| Given task |
Make an exact copy of the lines below.

Data records:
####################
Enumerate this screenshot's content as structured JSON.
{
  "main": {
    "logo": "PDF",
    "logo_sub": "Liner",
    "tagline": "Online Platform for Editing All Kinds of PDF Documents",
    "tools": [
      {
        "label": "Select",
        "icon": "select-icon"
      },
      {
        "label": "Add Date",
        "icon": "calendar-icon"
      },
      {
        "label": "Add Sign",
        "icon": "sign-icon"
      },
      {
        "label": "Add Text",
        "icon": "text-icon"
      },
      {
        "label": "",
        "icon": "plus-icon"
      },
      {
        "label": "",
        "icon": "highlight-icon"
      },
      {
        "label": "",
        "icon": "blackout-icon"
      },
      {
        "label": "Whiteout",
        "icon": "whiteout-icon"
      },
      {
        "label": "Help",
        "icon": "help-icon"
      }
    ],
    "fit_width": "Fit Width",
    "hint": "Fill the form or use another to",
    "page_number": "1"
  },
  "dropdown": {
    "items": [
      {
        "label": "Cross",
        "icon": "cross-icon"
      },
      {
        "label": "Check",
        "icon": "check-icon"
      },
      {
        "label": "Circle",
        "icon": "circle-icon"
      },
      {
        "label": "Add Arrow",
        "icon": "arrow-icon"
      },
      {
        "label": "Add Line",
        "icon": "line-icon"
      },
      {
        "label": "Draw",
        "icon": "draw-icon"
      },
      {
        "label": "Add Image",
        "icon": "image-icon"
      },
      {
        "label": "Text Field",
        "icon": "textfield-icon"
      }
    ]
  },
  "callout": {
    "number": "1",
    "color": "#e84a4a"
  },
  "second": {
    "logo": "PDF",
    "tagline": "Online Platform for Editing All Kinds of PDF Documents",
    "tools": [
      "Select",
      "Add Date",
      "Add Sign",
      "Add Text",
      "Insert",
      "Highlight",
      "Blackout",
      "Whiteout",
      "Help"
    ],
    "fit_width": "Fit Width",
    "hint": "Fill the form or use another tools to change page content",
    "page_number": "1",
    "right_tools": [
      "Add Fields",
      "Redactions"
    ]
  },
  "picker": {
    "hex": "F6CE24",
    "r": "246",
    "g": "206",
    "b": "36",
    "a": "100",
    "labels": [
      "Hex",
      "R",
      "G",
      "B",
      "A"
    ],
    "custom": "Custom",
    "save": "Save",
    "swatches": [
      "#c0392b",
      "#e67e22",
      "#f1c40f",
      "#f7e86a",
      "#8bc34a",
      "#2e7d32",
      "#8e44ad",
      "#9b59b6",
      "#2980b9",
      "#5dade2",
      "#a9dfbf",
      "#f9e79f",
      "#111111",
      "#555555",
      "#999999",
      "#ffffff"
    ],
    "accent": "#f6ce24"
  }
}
####################
| Result of the exercise |
Enumerate this screenshot's content as structured JSON.
{
  "main": {
    "logo": "PDF",
    "logo_sub": "Liner",
    "tagline": "Online Platform for Editing All Kinds of PDF Documents",
    "tools": [
      {
        "label": "Select",
        "icon": "select-icon"
      },
      {
        "label": "Add Date",
        "icon": "calendar-icon"
      },
      {
        "label": "Add Sign",
        "icon": "sign-icon"
      },
      {
        "label": "Add Text",
        "icon": "text-icon"
      },
      {
        "label": "",
        "icon": "plus-icon"
      },
      {
        "label": "",
        "icon": "highlight-icon"
      },
      {
        "label": "",
        "icon": "blackout-icon"
      },
      {
        "label": "Whiteout",
        "icon": "whiteout-icon"
      },
      {
        "label": "Help",
        "icon": "help-icon"
      }
    ],
    "fit_width": "Fit Width",
    "hint": "Fill the form or use another to",
    "page_number": "1"
  },
  "dropdown": {
    "items": [
      {
        "label": "Cross",
        "icon": "cross-icon"
      },
      {
        "label": "Check",
        "icon": "check-icon"
      },
      {
        "label": "Circle",
        "icon": "circle-icon"
      },
      {
        "label": "Add Arrow",
        "icon": "arrow-icon"
      },
      {
        "label": "Add Line",
        "icon": "line-icon"
      },
      {
        "label": "Draw",
        "icon": "draw-icon"
      },
      {
        "label": "Add Image",
        "icon": "image-icon"
      },
      {
        "label": "Text Field",
        "icon": "textfield-icon"
      }
    ]
  },
  "callout": {
    "number": "1",
    "color": "#e84a4a"
  },
  "second": {
    "logo": "PDF",
    "tagline": "Online Platform for Editing All Kinds of PDF Documents",
    "tools": [
      "Select",
      "Add Date",
      "Add Sign",
      "Add Text",
      "Insert",
      "Highlight",
      "Blackout",
      "Whiteout",
      "Help"
    ],
    "fit_width": "Fit Width",
    "hint": "Fill the form or use another tools to change page content",
    "page_number": "1",
    "right_tools": [
      "Add Fields",
      "Redactions"
    ]
  },
  "picker": {
    "hex": "F6CE24",
    "r": "246",
    "g": "206",
    "b": "36",
    "a": "100",
    "labels": [
      "Hex",
      "R",
      "G",
      "B",
      "A"
    ],
    "custom": "Custom",
    "save": "Save",
    "swatches": [
      "#c0392b",
      "#e67e22",
      "#f1c40f",
      "#f7e86a",
      "#8bc34a",
      "#2e7d32",
      "#8e44ad",
      "#9b59b6",
      "#2980b9",
      "#5dade2",
      "#a9dfbf",
      "#f9e79f",
      "#111111",
      "#555555",
      "#999999",
      "#ffffff"
    ],
    "accent": "#f6ce24"
  }
}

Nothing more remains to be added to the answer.